## WHAT TO WORK ON
Repeat every record exactly, but keep images out of the copy.

==== ENTRIES SUPPLIED ====

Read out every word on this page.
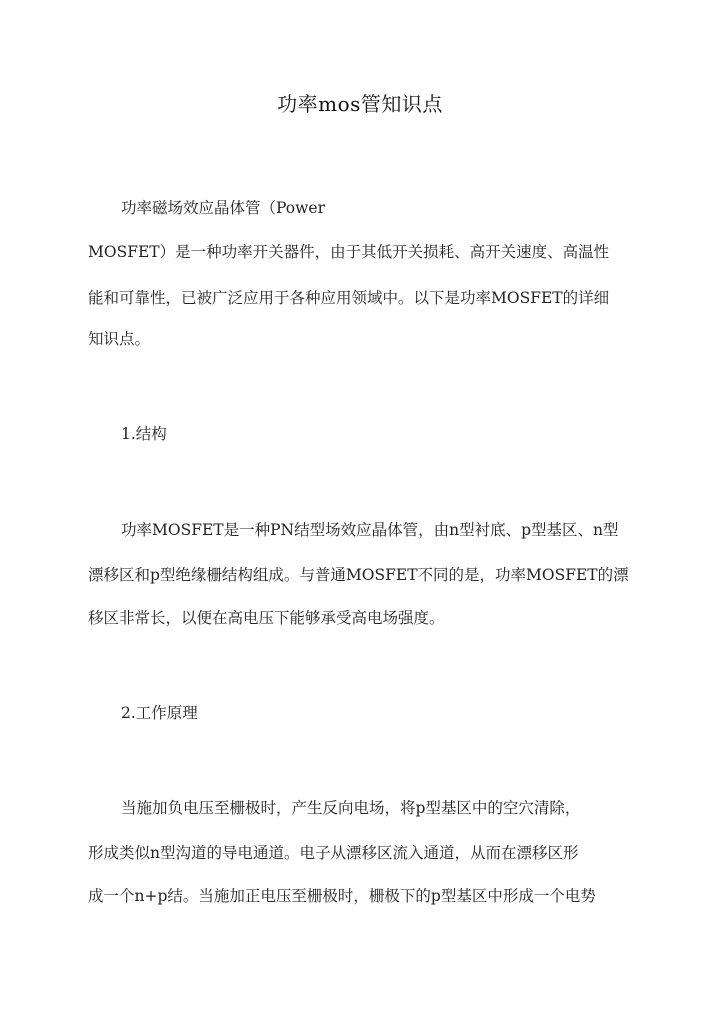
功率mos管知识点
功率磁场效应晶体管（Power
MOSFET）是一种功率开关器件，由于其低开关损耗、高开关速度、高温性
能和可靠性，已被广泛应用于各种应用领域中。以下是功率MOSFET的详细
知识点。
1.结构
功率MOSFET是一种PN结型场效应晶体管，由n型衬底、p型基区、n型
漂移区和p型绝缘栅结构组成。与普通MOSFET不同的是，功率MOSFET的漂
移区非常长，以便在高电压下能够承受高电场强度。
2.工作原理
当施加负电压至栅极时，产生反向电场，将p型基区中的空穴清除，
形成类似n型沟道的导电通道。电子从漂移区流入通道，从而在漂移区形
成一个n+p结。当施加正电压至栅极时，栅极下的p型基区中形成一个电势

====

## THE ANSWER
Read out every word on this page.
功率mos管知识点
功率磁场效应晶体管（Power
MOSFET）是一种功率开关器件，由于其低开关损耗、高开关速度、高温性
能和可靠性，已被广泛应用于各种应用领域中。以下是功率MOSFET的详细
知识点。
1.结构
功率MOSFET是一种PN结型场效应晶体管，由n型衬底、p型基区、n型
漂移区和p型绝缘栅结构组成。与普通MOSFET不同的是，功率MOSFET的漂
移区非常长，以便在高电压下能够承受高电场强度。
2.工作原理
当施加负电压至栅极时，产生反向电场，将p型基区中的空穴清除，
形成类似n型沟道的导电通道。电子从漂移区流入通道，从而在漂移区形
成一个n+p结。当施加正电压至栅极时，栅极下的p型基区中形成一个电势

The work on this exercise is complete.